• Requirement: Say how many lines of the material below contain the word "ylabel", with no other words.

=== Supplied records ===

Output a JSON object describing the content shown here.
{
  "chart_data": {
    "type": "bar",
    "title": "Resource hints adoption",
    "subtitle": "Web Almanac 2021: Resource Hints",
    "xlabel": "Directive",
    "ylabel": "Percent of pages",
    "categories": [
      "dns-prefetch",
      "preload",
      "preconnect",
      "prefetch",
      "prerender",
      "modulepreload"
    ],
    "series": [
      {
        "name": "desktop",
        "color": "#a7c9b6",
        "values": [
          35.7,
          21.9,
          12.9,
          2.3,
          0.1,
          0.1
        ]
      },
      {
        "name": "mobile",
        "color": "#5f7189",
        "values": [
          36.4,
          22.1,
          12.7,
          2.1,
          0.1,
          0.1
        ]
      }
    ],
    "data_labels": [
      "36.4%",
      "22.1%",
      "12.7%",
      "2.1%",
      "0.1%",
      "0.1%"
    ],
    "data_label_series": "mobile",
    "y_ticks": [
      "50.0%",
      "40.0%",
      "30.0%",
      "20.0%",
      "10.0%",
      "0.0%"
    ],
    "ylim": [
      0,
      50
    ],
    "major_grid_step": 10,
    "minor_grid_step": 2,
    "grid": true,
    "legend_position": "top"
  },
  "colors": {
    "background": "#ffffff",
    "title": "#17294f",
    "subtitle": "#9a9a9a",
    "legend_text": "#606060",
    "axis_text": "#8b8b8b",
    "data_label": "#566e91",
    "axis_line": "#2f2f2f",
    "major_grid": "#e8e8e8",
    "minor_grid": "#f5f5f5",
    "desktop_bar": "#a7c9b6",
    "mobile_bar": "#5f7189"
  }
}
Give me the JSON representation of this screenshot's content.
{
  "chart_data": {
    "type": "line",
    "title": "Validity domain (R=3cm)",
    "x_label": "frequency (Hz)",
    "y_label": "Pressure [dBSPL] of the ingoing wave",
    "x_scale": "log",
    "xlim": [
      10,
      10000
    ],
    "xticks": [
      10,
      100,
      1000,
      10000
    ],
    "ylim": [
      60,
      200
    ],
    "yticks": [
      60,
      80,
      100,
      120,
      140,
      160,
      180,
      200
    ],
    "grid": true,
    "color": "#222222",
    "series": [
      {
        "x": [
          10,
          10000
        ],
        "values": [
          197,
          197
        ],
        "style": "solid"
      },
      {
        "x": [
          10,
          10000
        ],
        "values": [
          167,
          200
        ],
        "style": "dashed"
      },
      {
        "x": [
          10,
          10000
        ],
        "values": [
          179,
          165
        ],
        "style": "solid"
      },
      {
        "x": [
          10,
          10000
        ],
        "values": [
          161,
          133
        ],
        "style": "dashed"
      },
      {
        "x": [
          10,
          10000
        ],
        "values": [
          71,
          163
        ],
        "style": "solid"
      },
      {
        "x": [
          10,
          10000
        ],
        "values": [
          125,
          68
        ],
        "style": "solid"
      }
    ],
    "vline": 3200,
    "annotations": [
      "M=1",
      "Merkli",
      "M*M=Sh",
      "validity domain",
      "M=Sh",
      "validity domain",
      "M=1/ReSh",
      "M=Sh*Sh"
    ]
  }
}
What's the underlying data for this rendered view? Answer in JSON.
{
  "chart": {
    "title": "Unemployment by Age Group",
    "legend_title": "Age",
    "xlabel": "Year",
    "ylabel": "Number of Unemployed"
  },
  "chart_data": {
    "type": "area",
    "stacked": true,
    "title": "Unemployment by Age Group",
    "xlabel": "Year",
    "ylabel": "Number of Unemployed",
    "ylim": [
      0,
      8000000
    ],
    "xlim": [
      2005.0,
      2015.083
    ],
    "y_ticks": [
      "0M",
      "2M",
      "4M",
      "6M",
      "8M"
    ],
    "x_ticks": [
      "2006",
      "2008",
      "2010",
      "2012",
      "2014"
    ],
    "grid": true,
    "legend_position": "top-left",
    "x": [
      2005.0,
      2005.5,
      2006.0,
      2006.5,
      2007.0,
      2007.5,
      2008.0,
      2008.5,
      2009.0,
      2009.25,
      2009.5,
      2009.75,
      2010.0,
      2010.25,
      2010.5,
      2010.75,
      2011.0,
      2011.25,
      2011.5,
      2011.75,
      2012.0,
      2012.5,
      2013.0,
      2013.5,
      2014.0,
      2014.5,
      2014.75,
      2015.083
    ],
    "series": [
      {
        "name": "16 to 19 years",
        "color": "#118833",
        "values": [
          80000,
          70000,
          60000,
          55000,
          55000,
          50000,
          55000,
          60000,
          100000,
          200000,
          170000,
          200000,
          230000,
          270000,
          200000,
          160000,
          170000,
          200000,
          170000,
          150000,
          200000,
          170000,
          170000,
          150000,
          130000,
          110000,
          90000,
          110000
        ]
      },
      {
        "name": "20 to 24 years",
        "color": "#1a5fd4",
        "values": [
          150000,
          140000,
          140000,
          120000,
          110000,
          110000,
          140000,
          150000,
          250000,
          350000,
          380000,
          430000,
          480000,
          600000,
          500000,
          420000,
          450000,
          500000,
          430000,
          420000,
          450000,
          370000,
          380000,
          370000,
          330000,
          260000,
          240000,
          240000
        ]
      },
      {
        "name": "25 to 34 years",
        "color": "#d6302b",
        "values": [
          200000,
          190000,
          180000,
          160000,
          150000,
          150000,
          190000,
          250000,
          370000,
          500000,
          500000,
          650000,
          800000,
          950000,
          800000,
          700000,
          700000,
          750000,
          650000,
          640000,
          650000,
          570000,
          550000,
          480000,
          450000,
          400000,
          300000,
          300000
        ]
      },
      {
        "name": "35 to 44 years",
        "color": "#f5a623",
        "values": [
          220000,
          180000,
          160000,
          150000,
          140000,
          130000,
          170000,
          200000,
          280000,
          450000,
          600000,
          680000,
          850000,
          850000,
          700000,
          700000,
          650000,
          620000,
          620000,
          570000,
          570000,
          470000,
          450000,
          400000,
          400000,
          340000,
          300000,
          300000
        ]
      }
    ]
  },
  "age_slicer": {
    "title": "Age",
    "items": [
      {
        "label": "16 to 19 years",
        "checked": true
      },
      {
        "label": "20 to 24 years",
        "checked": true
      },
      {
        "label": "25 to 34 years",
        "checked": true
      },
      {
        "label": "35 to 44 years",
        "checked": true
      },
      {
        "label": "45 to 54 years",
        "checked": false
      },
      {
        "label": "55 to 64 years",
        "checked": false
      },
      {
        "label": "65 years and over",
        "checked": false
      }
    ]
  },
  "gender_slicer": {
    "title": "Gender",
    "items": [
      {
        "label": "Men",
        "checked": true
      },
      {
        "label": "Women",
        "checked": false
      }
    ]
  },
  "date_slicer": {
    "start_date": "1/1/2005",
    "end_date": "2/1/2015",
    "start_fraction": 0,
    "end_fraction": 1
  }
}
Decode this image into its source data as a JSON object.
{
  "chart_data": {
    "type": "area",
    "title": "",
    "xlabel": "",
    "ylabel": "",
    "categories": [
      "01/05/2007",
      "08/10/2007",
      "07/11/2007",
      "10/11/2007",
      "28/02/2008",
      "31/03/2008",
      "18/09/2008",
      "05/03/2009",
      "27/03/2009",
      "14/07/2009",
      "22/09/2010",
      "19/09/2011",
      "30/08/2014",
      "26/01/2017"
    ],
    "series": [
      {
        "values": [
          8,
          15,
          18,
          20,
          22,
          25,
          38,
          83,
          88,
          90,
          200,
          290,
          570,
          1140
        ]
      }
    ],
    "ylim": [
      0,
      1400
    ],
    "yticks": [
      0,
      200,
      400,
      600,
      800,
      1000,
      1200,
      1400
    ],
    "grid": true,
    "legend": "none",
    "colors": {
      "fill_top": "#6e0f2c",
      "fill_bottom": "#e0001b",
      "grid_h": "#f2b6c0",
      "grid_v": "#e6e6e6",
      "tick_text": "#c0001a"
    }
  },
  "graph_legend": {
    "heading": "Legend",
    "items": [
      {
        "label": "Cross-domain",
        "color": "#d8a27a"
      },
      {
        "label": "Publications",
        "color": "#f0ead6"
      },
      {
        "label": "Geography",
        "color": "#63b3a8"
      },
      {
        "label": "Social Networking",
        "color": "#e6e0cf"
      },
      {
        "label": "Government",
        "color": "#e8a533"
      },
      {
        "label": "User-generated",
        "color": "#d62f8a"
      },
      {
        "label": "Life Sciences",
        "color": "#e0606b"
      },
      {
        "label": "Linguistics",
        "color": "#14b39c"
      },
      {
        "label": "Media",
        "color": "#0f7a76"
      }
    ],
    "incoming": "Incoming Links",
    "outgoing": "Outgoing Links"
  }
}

===

• Solution to this task: 4